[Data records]
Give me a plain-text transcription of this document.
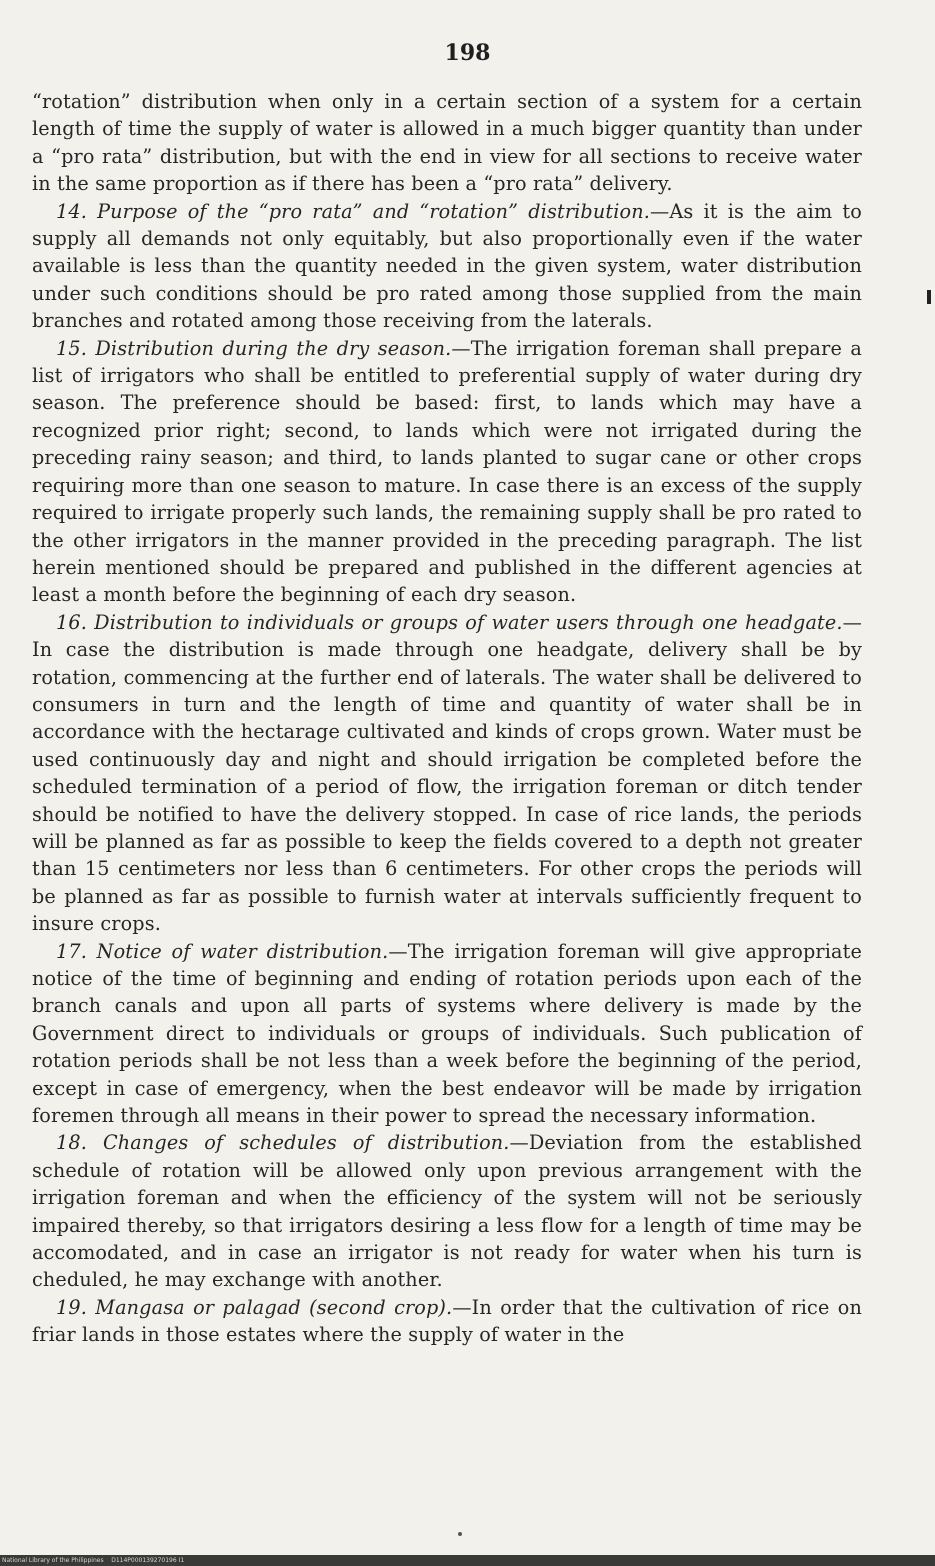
198

“rotation” distribution when only in a certain section of a system for a certain length of time the supply of water is allowed in a much bigger quantity than under a “pro rata” distribution, but with the end in view for all sections to receive water in the same proportion as if there has been a “pro rata” delivery.

14. Purpose of the “pro rata” and “rotation” distribution.—As it is the aim to supply all demands not only equitably, but also proportionally even if the water available is less than the quantity needed in the given system, water distribution under such conditions should be pro rated among those supplied from the main branches and rotated among those receiving from the laterals.

15. Distribution during the dry season.—The irrigation foreman shall prepare a list of irrigators who shall be entitled to preferential supply of water during dry season. The preference should be based: first, to lands which may have a recognized prior right; second, to lands which were not irrigated during the preceding rainy season; and third, to lands planted to sugar cane or other crops requiring more than one season to mature. In case there is an excess of the supply required to irrigate properly such lands, the remaining supply shall be pro rated to the other irrigators in the manner provided in the preceding paragraph. The list herein mentioned should be prepared and published in the different agencies at least a month before the beginning of each dry season.

16. Distribution to individuals or groups of water users through one headgate.—In case the distribution is made through one headgate, delivery shall be by rotation, commencing at the further end of laterals. The water shall be delivered to consumers in turn and the length of time and quantity of water shall be in accordance with the hectarage cultivated and kinds of crops grown. Water must be used continuously day and night and should irrigation be completed before the scheduled termination of a period of flow, the irrigation foreman or ditch tender should be notified to have the delivery stopped. In case of rice lands, the periods will be planned as far as possible to keep the fields covered to a depth not greater than 15 centimeters nor less than 6 centimeters. For other crops the periods will be planned as far as possible to furnish water at intervals sufficiently frequent to insure crops.

17. Notice of water distribution.—The irrigation foreman will give appropriate notice of the time of beginning and ending of rotation periods upon each of the branch canals and upon all parts of systems where delivery is made by the Government direct to individuals or groups of individuals. Such publication of rotation periods shall be not less than a week before the beginning of the period, except in case of emergency, when the best endeavor will be made by irrigation foremen through all means in their power to spread the necessary information.

18. Changes of schedules of distribution.—Deviation from the established schedule of rotation will be allowed only upon previous arrangement with the irrigation foreman and when the efficiency of the system will not be seriously impaired thereby, so that irrigators desiring a less flow for a length of time may be accomodated, and in case an irrigator is not ready for water when his turn is cheduled, he may exchange with another.

19. Mangasa or palagad (second crop).—In order that the cultivation of rice on friar lands in those estates where the supply of water in the

National Library of the Philippines    D114P000139270196 I1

Set task :: Go through the entries above and output them exactly, without pictures.

The response ::
Give me a plain-text transcription of this document.
198

“rotation” distribution when only in a certain section of a system for a certain length of time the supply of water is allowed in a much bigger quantity than under a “pro rata” distribution, but with the end in view for all sections to receive water in the same proportion as if there has been a “pro rata” delivery.

14. Purpose of the “pro rata” and “rotation” distribution.—As it is the aim to supply all demands not only equitably, but also proportionally even if the water available is less than the quantity needed in the given system, water distribution under such conditions should be pro rated among those supplied from the main branches and rotated among those receiving from the laterals.

15. Distribution during the dry season.—The irrigation foreman shall prepare a list of irrigators who shall be entitled to preferential supply of water during dry season. The preference should be based: first, to lands which may have a recognized prior right; second, to lands which were not irrigated during the preceding rainy season; and third, to lands planted to sugar cane or other crops requiring more than one season to mature. In case there is an excess of the supply required to irrigate properly such lands, the remaining supply shall be pro rated to the other irrigators in the manner provided in the preceding paragraph. The list herein mentioned should be prepared and published in the different agencies at least a month before the beginning of each dry season.

16. Distribution to individuals or groups of water users through one headgate.—In case the distribution is made through one headgate, delivery shall be by rotation, commencing at the further end of laterals. The water shall be delivered to consumers in turn and the length of time and quantity of water shall be in accordance with the hectarage cultivated and kinds of crops grown. Water must be used continuously day and night and should irrigation be completed before the scheduled termination of a period of flow, the irrigation foreman or ditch tender should be notified to have the delivery stopped. In case of rice lands, the periods will be planned as far as possible to keep the fields covered to a depth not greater than 15 centimeters nor less than 6 centimeters. For other crops the periods will be planned as far as possible to furnish water at intervals sufficiently frequent to insure crops.

17. Notice of water distribution.—The irrigation foreman will give appropriate notice of the time of beginning and ending of rotation periods upon each of the branch canals and upon all parts of systems where delivery is made by the Government direct to individuals or groups of individuals. Such publication of rotation periods shall be not less than a week before the beginning of the period, except in case of emergency, when the best endeavor will be made by irrigation foremen through all means in their power to spread the necessary information.

18. Changes of schedules of distribution.—Deviation from the established schedule of rotation will be allowed only upon previous arrangement with the irrigation foreman and when the efficiency of the system will not be seriously impaired thereby, so that irrigators desiring a less flow for a length of time may be accomodated, and in case an irrigator is not ready for water when his turn is cheduled, he may exchange with another.

19. Mangasa or palagad (second crop).—In order that the cultivation of rice on friar lands in those estates where the supply of water in the

National Library of the Philippines    D114P000139270196 I1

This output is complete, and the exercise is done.